------ Source material ------

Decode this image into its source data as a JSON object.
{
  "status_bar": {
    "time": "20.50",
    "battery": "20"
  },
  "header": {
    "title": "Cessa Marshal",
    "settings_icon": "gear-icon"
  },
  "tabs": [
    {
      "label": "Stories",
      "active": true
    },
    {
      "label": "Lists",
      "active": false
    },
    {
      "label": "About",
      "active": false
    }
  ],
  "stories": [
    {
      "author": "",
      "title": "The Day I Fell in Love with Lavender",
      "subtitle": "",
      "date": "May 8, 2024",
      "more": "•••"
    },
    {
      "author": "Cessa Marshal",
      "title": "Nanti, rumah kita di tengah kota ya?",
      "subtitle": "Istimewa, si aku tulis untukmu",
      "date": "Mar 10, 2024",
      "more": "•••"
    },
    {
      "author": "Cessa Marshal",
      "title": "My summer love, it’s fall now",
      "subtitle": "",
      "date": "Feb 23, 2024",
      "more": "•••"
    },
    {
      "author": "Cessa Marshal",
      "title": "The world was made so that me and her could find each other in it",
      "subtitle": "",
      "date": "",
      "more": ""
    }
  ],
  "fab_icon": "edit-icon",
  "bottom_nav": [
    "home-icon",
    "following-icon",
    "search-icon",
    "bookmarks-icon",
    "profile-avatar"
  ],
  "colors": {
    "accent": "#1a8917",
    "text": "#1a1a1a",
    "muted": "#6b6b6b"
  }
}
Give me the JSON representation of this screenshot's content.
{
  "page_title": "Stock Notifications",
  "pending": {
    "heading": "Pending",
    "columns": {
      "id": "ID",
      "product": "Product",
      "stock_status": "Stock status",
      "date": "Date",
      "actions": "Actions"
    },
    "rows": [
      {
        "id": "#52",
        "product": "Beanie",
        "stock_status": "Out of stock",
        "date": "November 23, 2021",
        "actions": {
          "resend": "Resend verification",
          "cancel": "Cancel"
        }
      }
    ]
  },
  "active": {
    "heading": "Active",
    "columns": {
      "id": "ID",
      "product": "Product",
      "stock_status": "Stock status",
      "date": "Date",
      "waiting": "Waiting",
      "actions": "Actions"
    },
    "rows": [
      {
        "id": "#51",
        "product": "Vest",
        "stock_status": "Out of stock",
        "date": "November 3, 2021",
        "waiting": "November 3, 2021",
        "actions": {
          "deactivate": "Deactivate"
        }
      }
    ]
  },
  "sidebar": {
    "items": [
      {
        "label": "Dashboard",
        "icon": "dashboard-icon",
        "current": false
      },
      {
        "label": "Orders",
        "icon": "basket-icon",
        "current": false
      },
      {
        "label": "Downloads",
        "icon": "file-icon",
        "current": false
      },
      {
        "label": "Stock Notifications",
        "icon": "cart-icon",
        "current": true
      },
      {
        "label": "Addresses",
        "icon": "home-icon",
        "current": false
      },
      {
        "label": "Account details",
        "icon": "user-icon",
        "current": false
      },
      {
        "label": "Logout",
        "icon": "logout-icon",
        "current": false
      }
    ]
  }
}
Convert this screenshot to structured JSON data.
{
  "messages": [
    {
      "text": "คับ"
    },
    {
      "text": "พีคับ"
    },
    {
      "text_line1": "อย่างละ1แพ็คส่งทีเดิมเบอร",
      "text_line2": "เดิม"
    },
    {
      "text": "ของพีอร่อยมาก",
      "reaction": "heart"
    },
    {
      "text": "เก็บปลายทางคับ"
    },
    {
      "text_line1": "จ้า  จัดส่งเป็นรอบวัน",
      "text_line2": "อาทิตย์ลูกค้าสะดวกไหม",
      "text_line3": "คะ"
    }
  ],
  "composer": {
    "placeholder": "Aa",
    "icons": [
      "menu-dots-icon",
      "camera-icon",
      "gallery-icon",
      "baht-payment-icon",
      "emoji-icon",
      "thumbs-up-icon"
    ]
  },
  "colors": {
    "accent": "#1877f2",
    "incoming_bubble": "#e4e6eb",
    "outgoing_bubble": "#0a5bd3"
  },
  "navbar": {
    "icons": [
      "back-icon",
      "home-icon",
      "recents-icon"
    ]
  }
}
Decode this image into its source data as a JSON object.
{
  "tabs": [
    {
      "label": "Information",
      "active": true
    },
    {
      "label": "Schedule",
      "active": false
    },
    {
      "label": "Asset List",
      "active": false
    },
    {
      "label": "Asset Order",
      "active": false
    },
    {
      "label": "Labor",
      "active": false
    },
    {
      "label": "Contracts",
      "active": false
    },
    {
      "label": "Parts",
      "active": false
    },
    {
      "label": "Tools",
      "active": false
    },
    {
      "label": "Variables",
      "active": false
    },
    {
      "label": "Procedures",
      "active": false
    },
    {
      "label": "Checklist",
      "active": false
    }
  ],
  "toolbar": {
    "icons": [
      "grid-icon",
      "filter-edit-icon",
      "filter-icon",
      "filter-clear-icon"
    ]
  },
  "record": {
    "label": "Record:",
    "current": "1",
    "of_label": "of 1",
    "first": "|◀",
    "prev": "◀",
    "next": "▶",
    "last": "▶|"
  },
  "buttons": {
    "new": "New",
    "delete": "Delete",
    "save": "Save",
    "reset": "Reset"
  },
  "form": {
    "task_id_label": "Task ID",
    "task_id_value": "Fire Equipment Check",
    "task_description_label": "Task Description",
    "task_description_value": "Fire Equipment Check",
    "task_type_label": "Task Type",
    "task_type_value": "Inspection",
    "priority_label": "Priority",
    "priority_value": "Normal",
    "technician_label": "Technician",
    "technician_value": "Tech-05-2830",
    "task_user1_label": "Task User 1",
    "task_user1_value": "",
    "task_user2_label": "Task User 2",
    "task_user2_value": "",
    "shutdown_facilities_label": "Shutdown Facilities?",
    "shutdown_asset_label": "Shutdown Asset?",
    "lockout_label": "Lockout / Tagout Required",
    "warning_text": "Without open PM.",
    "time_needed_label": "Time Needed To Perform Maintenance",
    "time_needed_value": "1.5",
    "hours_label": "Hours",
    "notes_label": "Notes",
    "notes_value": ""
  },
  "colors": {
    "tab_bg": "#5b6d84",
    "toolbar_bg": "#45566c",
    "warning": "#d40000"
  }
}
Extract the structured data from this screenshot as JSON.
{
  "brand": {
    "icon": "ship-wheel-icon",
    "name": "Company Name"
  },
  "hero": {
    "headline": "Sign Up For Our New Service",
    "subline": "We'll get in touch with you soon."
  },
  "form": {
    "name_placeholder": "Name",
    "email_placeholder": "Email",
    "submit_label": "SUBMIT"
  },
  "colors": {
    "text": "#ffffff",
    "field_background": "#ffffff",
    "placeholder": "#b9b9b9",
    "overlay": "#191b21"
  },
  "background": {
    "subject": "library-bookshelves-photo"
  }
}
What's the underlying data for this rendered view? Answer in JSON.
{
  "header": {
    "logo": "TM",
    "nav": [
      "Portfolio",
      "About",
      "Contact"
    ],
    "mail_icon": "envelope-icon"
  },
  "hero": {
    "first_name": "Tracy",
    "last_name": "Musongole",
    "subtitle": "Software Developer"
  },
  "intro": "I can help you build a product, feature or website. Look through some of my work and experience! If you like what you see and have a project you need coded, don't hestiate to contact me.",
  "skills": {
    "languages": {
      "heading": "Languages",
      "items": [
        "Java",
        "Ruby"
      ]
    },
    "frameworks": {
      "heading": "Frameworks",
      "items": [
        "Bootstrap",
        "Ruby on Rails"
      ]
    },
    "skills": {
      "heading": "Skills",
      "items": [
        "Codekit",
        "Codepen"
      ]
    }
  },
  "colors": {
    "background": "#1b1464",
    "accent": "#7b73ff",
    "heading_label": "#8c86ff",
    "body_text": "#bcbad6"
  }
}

------

Objective: All of the lines above need to be given again exactly.

Final result:
Decode this image into its source data as a JSON object.
{
  "status_bar": {
    "time": "20.50",
    "battery": "20"
  },
  "header": {
    "title": "Cessa Marshal",
    "settings_icon": "gear-icon"
  },
  "tabs": [
    {
      "label": "Stories",
      "active": true
    },
    {
      "label": "Lists",
      "active": false
    },
    {
      "label": "About",
      "active": false
    }
  ],
  "stories": [
    {
      "author": "",
      "title": "The Day I Fell in Love with Lavender",
      "subtitle": "",
      "date": "May 8, 2024",
      "more": "•••"
    },
    {
      "author": "Cessa Marshal",
      "title": "Nanti, rumah kita di tengah kota ya?",
      "subtitle": "Istimewa, si aku tulis untukmu",
      "date": "Mar 10, 2024",
      "more": "•••"
    },
    {
      "author": "Cessa Marshal",
      "title": "My summer love, it’s fall now",
      "subtitle": "",
      "date": "Feb 23, 2024",
      "more": "•••"
    },
    {
      "author": "Cessa Marshal",
      "title": "The world was made so that me and her could find each other in it",
      "subtitle": "",
      "date": "",
      "more": ""
    }
  ],
  "fab_icon": "edit-icon",
  "bottom_nav": [
    "home-icon",
    "following-icon",
    "search-icon",
    "bookmarks-icon",
    "profile-avatar"
  ],
  "colors": {
    "accent": "#1a8917",
    "text": "#1a1a1a",
    "muted": "#6b6b6b"
  }
}
Give me the JSON representation of this screenshot's content.
{
  "page_title": "Stock Notifications",
  "pending": {
    "heading": "Pending",
    "columns": {
      "id": "ID",
      "product": "Product",
      "stock_status": "Stock status",
      "date": "Date",
      "actions": "Actions"
    },
    "rows": [
      {
        "id": "#52",
        "product": "Beanie",
        "stock_status": "Out of stock",
        "date": "November 23, 2021",
        "actions": {
          "resend": "Resend verification",
          "cancel": "Cancel"
        }
      }
    ]
  },
  "active": {
    "heading": "Active",
    "columns": {
      "id": "ID",
      "product": "Product",
      "stock_status": "Stock status",
      "date": "Date",
      "waiting": "Waiting",
      "actions": "Actions"
    },
    "rows": [
      {
        "id": "#51",
        "product": "Vest",
        "stock_status": "Out of stock",
        "date": "November 3, 2021",
        "waiting": "November 3, 2021",
        "actions": {
          "deactivate": "Deactivate"
        }
      }
    ]
  },
  "sidebar": {
    "items": [
      {
        "label": "Dashboard",
        "icon": "dashboard-icon",
        "current": false
      },
      {
        "label": "Orders",
        "icon": "basket-icon",
        "current": false
      },
      {
        "label": "Downloads",
        "icon": "file-icon",
        "current": false
      },
      {
        "label": "Stock Notifications",
        "icon": "cart-icon",
        "current": true
      },
      {
        "label": "Addresses",
        "icon": "home-icon",
        "current": false
      },
      {
        "label": "Account details",
        "icon": "user-icon",
        "current": false
      },
      {
        "label": "Logout",
        "icon": "logout-icon",
        "current": false
      }
    ]
  }
}
Convert this screenshot to structured JSON data.
{
  "messages": [
    {
      "text": "คับ"
    },
    {
      "text": "พีคับ"
    },
    {
      "text_line1": "อย่างละ1แพ็คส่งทีเดิมเบอร",
      "text_line2": "เดิม"
    },
    {
      "text": "ของพีอร่อยมาก",
      "reaction": "heart"
    },
    {
      "text": "เก็บปลายทางคับ"
    },
    {
      "text_line1": "จ้า  จัดส่งเป็นรอบวัน",
      "text_line2": "อาทิตย์ลูกค้าสะดวกไหม",
      "text_line3": "คะ"
    }
  ],
  "composer": {
    "placeholder": "Aa",
    "icons": [
      "menu-dots-icon",
      "camera-icon",
      "gallery-icon",
      "baht-payment-icon",
      "emoji-icon",
      "thumbs-up-icon"
    ]
  },
  "colors": {
    "accent": "#1877f2",
    "incoming_bubble": "#e4e6eb",
    "outgoing_bubble": "#0a5bd3"
  },
  "navbar": {
    "icons": [
      "back-icon",
      "home-icon",
      "recents-icon"
    ]
  }
}
Decode this image into its source data as a JSON object.
{
  "tabs": [
    {
      "label": "Information",
      "active": true
    },
    {
      "label": "Schedule",
      "active": false
    },
    {
      "label": "Asset List",
      "active": false
    },
    {
      "label": "Asset Order",
      "active": false
    },
    {
      "label": "Labor",
      "active": false
    },
    {
      "label": "Contracts",
      "active": false
    },
    {
      "label": "Parts",
      "active": false
    },
    {
      "label": "Tools",
      "active": false
    },
    {
      "label": "Variables",
      "active": false
    },
    {
      "label": "Procedures",
      "active": false
    },
    {
      "label": "Checklist",
      "active": false
    }
  ],
  "toolbar": {
    "icons": [
      "grid-icon",
      "filter-edit-icon",
      "filter-icon",
      "filter-clear-icon"
    ]
  },
  "record": {
    "label": "Record:",
    "current": "1",
    "of_label": "of 1",
    "first": "|◀",
    "prev": "◀",
    "next": "▶",
    "last": "▶|"
  },
  "buttons": {
    "new": "New",
    "delete": "Delete",
    "save": "Save",
    "reset": "Reset"
  },
  "form": {
    "task_id_label": "Task ID",
    "task_id_value": "Fire Equipment Check",
    "task_description_label": "Task Description",
    "task_description_value": "Fire Equipment Check",
    "task_type_label": "Task Type",
    "task_type_value": "Inspection",
    "priority_label": "Priority",
    "priority_value": "Normal",
    "technician_label": "Technician",
    "technician_value": "Tech-05-2830",
    "task_user1_label": "Task User 1",
    "task_user1_value": "",
    "task_user2_label": "Task User 2",
    "task_user2_value": "",
    "shutdown_facilities_label": "Shutdown Facilities?",
    "shutdown_asset_label": "Shutdown Asset?",
    "lockout_label": "Lockout / Tagout Required",
    "warning_text": "Without open PM.",
    "time_needed_label": "Time Needed To Perform Maintenance",
    "time_needed_value": "1.5",
    "hours_label": "Hours",
    "notes_label": "Notes",
    "notes_value": ""
  },
  "colors": {
    "tab_bg": "#5b6d84",
    "toolbar_bg": "#45566c",
    "warning": "#d40000"
  }
}
Extract the structured data from this screenshot as JSON.
{
  "brand": {
    "icon": "ship-wheel-icon",
    "name": "Company Name"
  },
  "hero": {
    "headline": "Sign Up For Our New Service",
    "subline": "We'll get in touch with you soon."
  },
  "form": {
    "name_placeholder": "Name",
    "email_placeholder": "Email",
    "submit_label": "SUBMIT"
  },
  "colors": {
    "text": "#ffffff",
    "field_background": "#ffffff",
    "placeholder": "#b9b9b9",
    "overlay": "#191b21"
  },
  "background": {
    "subject": "library-bookshelves-photo"
  }
}
What's the underlying data for this rendered view? Answer in JSON.
{
  "header": {
    "logo": "TM",
    "nav": [
      "Portfolio",
      "About",
      "Contact"
    ],
    "mail_icon": "envelope-icon"
  },
  "hero": {
    "first_name": "Tracy",
    "last_name": "Musongole",
    "subtitle": "Software Developer"
  },
  "intro": "I can help you build a product, feature or website. Look through some of my work and experience! If you like what you see and have a project you need coded, don't hestiate to contact me.",
  "skills": {
    "languages": {
      "heading": "Languages",
      "items": [
        "Java",
        "Ruby"
      ]
    },
    "frameworks": {
      "heading": "Frameworks",
      "items": [
        "Bootstrap",
        "Ruby on Rails"
      ]
    },
    "skills": {
      "heading": "Skills",
      "items": [
        "Codekit",
        "Codepen"
      ]
    }
  },
  "colors": {
    "background": "#1b1464",
    "accent": "#7b73ff",
    "heading_label": "#8c86ff",
    "body_text": "#bcbad6"
  }
}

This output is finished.